Gather up the lines that contain "icon".

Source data
========================================================================
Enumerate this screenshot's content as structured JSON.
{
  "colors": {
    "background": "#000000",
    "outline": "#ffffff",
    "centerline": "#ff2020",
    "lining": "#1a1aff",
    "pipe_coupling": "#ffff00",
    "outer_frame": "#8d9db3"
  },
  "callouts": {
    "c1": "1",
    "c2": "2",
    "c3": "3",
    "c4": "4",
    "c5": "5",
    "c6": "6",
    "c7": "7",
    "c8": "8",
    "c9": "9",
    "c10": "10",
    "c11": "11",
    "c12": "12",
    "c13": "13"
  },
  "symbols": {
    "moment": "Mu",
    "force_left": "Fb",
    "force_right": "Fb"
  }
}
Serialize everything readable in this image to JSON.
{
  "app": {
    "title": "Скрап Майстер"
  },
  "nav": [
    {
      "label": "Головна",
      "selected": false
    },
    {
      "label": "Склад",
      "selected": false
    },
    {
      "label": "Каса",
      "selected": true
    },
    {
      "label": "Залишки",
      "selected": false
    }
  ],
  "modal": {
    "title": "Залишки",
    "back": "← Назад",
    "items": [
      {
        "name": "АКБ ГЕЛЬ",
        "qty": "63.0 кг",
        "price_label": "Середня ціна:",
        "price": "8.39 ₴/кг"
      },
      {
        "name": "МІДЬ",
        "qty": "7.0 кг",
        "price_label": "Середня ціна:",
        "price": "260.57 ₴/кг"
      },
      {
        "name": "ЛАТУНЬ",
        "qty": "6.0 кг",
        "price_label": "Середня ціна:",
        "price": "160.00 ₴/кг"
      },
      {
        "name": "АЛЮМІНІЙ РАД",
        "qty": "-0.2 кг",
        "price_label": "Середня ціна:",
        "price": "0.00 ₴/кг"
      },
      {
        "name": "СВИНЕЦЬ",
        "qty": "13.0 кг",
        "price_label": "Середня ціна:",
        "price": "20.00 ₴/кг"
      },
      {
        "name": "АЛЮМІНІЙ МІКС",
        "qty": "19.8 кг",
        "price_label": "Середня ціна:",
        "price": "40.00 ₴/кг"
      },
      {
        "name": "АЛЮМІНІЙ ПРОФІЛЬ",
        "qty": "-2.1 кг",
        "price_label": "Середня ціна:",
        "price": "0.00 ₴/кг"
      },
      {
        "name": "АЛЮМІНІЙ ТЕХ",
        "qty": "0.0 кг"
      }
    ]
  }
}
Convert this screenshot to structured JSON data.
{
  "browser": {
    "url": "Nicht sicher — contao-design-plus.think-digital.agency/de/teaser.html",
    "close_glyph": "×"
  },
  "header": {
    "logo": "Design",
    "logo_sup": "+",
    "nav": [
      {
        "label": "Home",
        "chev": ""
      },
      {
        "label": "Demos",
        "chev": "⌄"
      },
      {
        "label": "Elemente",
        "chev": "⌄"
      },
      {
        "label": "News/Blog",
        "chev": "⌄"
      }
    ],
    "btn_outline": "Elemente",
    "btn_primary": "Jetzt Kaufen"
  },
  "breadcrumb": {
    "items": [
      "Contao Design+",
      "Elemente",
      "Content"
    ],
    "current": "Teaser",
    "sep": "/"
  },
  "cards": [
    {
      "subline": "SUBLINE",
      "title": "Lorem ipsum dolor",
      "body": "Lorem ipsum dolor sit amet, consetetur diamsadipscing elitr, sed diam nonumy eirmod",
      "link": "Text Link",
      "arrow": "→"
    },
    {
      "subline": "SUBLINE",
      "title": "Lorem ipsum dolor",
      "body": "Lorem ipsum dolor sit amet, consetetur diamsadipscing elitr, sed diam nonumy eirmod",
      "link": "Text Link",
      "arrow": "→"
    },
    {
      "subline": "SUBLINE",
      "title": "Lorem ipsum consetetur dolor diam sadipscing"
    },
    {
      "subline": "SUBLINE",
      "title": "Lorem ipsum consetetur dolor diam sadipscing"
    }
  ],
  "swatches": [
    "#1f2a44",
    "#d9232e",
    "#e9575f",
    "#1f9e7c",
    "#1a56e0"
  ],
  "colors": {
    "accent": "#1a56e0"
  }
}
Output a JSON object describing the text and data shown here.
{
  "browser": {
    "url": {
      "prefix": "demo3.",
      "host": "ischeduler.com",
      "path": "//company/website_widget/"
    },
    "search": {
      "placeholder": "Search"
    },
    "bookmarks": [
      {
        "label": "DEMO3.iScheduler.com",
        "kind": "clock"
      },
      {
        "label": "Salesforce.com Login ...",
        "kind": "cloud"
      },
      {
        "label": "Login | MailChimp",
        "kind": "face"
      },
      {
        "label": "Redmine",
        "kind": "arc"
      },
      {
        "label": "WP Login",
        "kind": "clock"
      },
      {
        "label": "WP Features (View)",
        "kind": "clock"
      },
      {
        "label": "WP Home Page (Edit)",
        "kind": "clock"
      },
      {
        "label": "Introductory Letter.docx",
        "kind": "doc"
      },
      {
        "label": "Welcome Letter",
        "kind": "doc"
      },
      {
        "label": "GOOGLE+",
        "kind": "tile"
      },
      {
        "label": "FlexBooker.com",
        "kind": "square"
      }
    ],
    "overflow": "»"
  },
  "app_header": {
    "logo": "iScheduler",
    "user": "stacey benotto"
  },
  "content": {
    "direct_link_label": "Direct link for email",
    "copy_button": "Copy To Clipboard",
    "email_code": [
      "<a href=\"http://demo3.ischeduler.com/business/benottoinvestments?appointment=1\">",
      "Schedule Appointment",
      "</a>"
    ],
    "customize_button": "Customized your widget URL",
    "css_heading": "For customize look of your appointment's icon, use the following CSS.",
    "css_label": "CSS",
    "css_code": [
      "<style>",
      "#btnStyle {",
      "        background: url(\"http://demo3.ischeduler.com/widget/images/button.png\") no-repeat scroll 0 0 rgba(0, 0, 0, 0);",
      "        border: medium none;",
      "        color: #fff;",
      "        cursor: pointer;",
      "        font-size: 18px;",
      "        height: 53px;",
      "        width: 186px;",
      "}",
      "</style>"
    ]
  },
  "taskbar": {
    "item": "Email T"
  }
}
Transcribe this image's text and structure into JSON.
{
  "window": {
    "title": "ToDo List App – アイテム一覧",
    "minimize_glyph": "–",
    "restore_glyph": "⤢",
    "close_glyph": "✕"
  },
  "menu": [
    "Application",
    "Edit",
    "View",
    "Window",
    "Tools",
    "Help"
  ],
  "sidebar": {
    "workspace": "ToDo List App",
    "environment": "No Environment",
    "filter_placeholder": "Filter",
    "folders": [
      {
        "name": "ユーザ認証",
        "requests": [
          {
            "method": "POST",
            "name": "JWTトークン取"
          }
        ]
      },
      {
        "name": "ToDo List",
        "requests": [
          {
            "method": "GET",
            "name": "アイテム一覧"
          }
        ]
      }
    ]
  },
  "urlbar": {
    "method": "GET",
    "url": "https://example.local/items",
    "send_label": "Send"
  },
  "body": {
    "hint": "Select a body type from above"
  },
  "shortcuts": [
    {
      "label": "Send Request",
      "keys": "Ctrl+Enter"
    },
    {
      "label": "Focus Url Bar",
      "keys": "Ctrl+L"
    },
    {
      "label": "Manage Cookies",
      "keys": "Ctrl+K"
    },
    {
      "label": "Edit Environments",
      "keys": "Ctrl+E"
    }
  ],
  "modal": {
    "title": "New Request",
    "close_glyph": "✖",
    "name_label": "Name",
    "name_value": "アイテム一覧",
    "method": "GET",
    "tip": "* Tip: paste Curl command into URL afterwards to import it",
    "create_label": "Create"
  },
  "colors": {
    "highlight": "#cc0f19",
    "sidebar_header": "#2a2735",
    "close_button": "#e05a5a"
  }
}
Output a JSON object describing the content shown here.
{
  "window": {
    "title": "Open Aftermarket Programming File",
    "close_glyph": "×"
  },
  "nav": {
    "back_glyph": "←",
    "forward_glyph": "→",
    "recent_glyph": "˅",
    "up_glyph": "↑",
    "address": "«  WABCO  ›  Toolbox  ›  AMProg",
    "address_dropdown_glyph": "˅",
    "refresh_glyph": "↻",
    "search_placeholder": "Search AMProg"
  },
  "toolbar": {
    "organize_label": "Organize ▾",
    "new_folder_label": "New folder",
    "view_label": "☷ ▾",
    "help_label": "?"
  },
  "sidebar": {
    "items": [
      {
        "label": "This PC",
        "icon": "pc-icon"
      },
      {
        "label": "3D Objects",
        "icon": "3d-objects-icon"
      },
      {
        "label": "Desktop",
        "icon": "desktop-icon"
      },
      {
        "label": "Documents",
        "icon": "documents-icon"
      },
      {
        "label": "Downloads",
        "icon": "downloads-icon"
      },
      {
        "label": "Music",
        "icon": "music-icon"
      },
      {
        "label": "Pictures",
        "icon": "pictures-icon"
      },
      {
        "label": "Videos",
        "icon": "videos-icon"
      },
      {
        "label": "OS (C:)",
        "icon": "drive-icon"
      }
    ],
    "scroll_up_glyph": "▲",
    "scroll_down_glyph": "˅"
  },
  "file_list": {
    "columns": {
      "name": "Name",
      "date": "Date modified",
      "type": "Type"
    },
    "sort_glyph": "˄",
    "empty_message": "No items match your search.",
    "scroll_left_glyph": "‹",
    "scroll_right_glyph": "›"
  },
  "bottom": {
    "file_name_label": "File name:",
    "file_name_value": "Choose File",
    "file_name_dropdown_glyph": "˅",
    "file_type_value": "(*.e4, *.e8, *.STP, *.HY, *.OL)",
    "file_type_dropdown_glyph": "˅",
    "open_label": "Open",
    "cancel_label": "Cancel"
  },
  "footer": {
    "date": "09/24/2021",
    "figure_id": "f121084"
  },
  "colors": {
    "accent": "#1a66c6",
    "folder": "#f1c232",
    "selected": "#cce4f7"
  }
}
========================================================================
### Full answer:
    "css_heading": "For customize look of your appointment's icon, use the following CSS.",
        "icon": "pc-icon"
        "icon": "3d-objects-icon"
        "icon": "desktop-icon"
        "icon": "documents-icon"
        "icon": "downloads-icon"
        "icon": "music-icon"
        "icon": "pictures-icon"
        "icon": "videos-icon"
        "icon": "drive-icon"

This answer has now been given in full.